> [TASK SET]:
a: Answer these questions about the summit report:
(i) On which dates did the fourth edition of the summit take place?
(ii) According to Rick van der Lans, what was the second phase of Business Intelligence?
(iii) What does Mark Madsen say Hadoop is, rather than an architecture?
b: Update the entries in the part that opens with the line containing "bar-uncleared[interactable] [933, 129, 953, 500]" and closes with the line containing "x-tick-label: 2018 [1121, 506, 1141, 516]" by replacing "interactable" with "clickable", changing nothing else. Return only those lines.

Data and analytics, that's how you do it!

On March 28 and 29, the fourth edition of the Data Warehousing and Business Intelligence Summit took place. Concepts such as Fast data, internet of data, analytics, Data Vault, data virtualization, the logical data warehouse and even Logical Data Lakes were all discussed, but there was a lot of focus on the how: how do you consolidate existing data warehouses and data marts? How do you integrate fast and big data with the enterprise data warehouse?

Janssen, Sjoerd
11 April 2017

News

How do you get started with data virtualization? How do you implement a data delivery platform? How do you apply analytics successfully? And how do you do it all in an agile way? Thus, the focus of this well-attended summit was mainly on practice.

The fourth phase: Fast data
According to chairman of the day and speaker Rick van der Lans, after the classic data warehouse (first phase), self-service BI (second phase) and big data (third phase), we are now moving toward a fourth phase of Business Intelligence. The phase in which we also apply analytics to huge amounts of streaming data generated by sensors and weblogs. Of course, analyzing streaming data is not something new. There are plenty of industrial companies that already have the necessary experience with it. But the amount of data, the speed at which we want to analyze and the complexity of the analyses have increased dramatically. Added to this is the challenge that we now want to use this data not only for very specific applications, but make it widely accessible and combine it with data from traditional Business Intelligence environments.

In his presentation, Rick gives an overview of the different types of products that can play a role as puzzle pieces in the implementation of a Fast data architecture: products for sending (a.o. Apache Kafka and Flume), storing (e.g., HDFS, Hbase, NoSQL, NewSQL), analyzing (e.g., Apache Storm, Spark Streaming), mining (e.g., MOA, SOMOA), monitoring and managing (e.g., Apache NiFi, Hortonworks DataFLow) Fast data are all reviewed. But he particularly addresses the considerations that should play a role in architecture choices. Do you want to hold the huge amount of data? And if so: for how long? Where will you perform the analytics: centrally, or close to the source? Do you want to embed analytics in your operational process? How will you combine the data and analytics with data from your traditional systems, and where will you do that? Considerations that you need to think about carefully in advance, and where you need to make a good assessment of feasibility so as not to run into problems.

The central role of architecture
During his first presentation, Mark Madsen also discusses the crucial role architecture has in the challenges of harnessing all types of data for the goals an organization has. Those goals, and not the technology, are precisely what should be central to an architecture. Hadoop is not an architecture; it is a set of technologies. Also, the problem is often not in the technology, but in how it is applied for a particular purpose. So we need to focus primarily on how the data is applied, and less on the data or the technology itself. In his presentation, Mark provides a generic model for applying data, which consists of the following steps:

Monitoring data
Analyzing exceptions
Analyze the causes of these exceptions
Making decisions based on the data
Take actions based on the decisions.

In step 5, there is a distinction between intervening as part of a process and taking actions based on the results of a process. Actions taken as part of a process are predefined, and thus predictable. Consequently, the execution of these actions usually takes place immediately or within the same day. This is different for actions taken on the basis of the results of a process. This often requires additional analyses, which themselves often require new data.

Region boundary data:
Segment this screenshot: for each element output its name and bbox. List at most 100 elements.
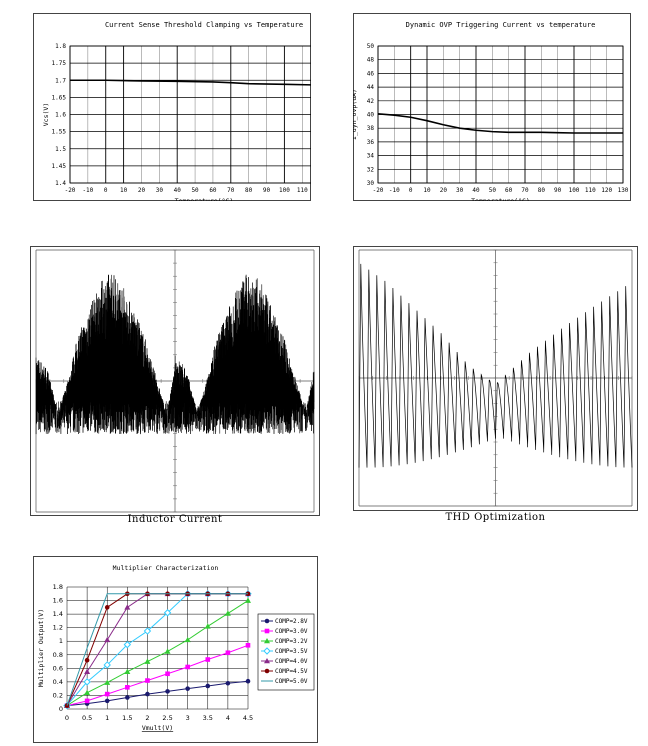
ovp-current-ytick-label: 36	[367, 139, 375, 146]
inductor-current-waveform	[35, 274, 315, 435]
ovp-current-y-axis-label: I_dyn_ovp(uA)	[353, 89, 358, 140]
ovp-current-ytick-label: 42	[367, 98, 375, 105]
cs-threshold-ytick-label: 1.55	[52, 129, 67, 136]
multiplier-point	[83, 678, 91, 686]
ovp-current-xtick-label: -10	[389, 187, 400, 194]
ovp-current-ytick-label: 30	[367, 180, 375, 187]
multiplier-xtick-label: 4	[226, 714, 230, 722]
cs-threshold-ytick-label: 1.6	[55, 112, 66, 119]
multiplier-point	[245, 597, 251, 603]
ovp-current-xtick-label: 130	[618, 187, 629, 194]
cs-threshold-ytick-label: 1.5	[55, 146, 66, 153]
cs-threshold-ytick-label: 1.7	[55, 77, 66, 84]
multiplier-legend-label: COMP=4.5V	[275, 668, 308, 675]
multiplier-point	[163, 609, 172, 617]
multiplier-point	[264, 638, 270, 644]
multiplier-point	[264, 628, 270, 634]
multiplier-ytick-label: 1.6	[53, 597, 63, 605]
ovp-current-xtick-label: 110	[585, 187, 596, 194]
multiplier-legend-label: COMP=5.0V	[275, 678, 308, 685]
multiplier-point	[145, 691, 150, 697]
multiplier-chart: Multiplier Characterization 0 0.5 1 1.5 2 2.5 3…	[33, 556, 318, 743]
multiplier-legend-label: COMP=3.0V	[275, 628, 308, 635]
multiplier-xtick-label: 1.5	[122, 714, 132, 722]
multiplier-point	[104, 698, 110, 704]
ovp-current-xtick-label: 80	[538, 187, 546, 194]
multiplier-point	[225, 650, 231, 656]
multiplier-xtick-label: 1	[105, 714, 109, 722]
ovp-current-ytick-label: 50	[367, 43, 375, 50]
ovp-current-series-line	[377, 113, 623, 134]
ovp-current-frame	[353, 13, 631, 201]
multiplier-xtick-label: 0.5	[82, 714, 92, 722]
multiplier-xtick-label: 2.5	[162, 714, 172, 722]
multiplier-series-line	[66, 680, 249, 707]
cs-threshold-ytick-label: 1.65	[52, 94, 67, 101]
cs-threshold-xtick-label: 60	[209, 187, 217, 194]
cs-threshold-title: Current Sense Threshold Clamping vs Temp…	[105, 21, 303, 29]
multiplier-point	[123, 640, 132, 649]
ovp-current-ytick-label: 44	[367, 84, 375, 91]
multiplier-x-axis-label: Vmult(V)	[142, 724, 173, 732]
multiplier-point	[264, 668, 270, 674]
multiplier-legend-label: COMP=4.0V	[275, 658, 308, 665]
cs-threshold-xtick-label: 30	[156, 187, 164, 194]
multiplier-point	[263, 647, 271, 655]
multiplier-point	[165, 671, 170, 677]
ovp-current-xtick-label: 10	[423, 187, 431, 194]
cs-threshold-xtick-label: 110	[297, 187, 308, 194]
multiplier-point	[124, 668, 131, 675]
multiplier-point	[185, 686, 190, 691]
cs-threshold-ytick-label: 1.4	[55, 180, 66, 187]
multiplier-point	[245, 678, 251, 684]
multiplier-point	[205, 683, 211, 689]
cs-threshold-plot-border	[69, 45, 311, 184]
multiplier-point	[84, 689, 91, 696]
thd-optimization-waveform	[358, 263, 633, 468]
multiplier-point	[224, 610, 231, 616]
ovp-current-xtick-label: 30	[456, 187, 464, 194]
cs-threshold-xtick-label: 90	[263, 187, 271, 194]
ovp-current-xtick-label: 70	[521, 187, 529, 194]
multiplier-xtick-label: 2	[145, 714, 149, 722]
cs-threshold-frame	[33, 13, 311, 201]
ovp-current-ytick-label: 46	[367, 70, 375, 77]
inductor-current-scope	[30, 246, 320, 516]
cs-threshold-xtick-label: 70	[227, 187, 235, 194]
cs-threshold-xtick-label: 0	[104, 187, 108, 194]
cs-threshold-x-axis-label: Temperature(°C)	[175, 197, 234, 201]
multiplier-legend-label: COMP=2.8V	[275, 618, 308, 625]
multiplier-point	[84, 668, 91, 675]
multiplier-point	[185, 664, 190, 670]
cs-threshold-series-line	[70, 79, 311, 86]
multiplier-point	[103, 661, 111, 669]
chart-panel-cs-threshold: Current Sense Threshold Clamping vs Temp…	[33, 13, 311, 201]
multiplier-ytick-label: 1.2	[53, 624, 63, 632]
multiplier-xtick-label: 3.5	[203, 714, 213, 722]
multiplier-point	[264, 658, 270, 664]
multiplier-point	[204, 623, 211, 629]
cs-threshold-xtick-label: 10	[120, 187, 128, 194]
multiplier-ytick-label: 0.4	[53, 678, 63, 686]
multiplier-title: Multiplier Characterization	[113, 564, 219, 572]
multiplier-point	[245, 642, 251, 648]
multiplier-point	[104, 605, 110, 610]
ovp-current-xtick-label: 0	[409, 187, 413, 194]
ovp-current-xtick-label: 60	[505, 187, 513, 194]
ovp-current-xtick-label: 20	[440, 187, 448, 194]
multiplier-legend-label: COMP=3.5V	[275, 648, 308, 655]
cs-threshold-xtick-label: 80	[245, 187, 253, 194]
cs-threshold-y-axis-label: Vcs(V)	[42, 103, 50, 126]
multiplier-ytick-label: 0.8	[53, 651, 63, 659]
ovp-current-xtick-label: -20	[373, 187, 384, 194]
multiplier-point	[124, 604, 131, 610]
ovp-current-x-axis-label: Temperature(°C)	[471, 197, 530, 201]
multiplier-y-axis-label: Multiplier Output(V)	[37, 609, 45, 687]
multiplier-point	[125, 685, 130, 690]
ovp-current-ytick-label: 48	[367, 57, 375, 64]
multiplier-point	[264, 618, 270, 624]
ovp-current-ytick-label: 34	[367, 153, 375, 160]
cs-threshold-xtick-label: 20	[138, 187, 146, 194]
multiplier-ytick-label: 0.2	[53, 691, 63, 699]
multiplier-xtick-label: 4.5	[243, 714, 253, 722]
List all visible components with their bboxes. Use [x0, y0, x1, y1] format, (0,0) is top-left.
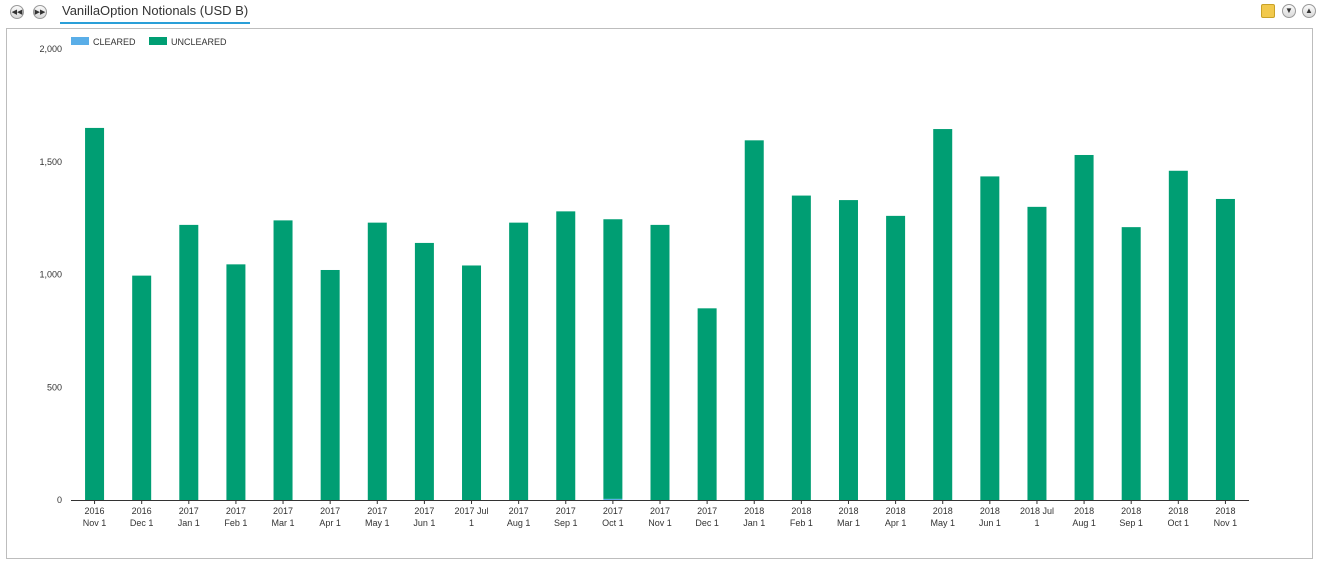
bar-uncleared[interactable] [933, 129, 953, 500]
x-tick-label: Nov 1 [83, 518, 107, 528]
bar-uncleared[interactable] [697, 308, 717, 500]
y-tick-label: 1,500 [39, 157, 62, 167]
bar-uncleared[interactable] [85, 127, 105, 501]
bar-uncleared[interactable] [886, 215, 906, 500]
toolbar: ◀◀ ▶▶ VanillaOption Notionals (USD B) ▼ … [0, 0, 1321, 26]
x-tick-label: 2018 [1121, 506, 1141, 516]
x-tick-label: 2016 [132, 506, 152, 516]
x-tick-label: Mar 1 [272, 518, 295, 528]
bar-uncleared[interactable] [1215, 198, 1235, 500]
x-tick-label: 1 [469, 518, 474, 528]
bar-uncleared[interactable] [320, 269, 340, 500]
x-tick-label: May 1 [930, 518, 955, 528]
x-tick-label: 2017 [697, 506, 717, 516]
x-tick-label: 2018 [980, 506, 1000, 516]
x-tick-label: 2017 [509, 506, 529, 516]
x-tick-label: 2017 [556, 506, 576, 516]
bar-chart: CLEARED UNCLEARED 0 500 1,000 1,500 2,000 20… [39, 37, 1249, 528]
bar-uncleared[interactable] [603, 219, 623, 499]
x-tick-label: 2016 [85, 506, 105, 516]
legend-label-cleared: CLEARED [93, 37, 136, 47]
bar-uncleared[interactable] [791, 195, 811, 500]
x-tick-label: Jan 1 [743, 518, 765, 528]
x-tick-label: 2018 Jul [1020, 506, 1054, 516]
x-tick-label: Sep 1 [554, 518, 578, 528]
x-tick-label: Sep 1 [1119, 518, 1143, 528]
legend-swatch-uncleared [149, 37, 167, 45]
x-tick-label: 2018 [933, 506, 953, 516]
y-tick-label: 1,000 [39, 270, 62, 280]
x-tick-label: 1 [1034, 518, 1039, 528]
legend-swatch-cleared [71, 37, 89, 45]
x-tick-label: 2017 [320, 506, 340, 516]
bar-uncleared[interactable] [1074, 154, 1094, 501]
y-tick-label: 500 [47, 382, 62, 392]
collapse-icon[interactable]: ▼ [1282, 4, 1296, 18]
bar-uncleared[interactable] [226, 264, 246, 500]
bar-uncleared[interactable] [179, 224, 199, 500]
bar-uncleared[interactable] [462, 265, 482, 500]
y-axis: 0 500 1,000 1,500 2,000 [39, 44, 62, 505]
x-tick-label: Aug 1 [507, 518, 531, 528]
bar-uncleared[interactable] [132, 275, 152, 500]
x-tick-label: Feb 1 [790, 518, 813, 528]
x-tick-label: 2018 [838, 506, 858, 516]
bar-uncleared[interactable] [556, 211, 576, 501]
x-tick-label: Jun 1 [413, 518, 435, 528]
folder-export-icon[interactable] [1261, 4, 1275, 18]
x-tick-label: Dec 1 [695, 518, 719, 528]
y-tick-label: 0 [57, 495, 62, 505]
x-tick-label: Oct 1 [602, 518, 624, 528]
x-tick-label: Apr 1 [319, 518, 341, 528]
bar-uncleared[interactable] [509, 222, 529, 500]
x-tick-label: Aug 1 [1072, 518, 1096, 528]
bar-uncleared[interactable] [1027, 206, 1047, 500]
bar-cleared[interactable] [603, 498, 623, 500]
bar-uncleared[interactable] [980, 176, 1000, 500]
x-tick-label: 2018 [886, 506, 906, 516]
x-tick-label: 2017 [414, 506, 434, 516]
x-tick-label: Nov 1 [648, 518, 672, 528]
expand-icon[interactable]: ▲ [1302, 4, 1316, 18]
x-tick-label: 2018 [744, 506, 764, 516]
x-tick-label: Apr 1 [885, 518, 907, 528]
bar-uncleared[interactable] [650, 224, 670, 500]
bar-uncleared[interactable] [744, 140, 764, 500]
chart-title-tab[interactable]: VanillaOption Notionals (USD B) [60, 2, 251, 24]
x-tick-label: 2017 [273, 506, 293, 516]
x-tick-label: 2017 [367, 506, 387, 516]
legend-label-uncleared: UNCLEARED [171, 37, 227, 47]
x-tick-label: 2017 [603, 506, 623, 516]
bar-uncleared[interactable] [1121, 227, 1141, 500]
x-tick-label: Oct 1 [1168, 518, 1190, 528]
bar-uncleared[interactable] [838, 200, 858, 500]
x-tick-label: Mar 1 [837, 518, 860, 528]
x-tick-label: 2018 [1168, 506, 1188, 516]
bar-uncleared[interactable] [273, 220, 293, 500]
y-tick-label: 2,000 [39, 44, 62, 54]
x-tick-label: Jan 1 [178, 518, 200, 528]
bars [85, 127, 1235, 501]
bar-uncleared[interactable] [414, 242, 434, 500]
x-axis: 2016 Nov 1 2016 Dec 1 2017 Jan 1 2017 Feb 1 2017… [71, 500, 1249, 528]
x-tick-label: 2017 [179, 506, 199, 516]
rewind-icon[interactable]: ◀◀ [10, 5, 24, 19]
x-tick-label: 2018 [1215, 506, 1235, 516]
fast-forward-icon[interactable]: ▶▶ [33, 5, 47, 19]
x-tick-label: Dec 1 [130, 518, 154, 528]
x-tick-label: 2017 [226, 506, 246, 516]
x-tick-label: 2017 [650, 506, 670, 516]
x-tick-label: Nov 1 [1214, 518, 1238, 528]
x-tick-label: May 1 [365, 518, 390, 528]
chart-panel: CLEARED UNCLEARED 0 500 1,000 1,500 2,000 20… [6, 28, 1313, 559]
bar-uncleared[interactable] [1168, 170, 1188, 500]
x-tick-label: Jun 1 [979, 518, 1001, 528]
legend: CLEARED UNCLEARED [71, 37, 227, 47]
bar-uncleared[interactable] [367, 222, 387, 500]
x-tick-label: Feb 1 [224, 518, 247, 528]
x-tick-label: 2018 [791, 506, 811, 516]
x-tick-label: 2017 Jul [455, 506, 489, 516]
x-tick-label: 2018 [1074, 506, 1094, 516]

> [IN RESPONSE]:
a:
(i) March 28 and 29.
(ii) Self-service BI.
(iii) A set of technologies.

b:
bar-uncleared[clickable] [933, 129, 953, 500]
x-tick-label: Nov 1 [83, 518, 107, 528]
bar-uncleared[clickable] [697, 308, 717, 500]
y-tick-label: 1,500 [39, 157, 62, 167]
bar-uncleared[clickable] [85, 127, 105, 501]
bar-uncleared[clickable] [886, 215, 906, 500]
toolbar: ◀◀ ▶▶ VanillaOption Notionals (USD B) ▼ … [0, 0, 1321, 26]
x-tick-label: 2018 [1121, 506, 1141, 516]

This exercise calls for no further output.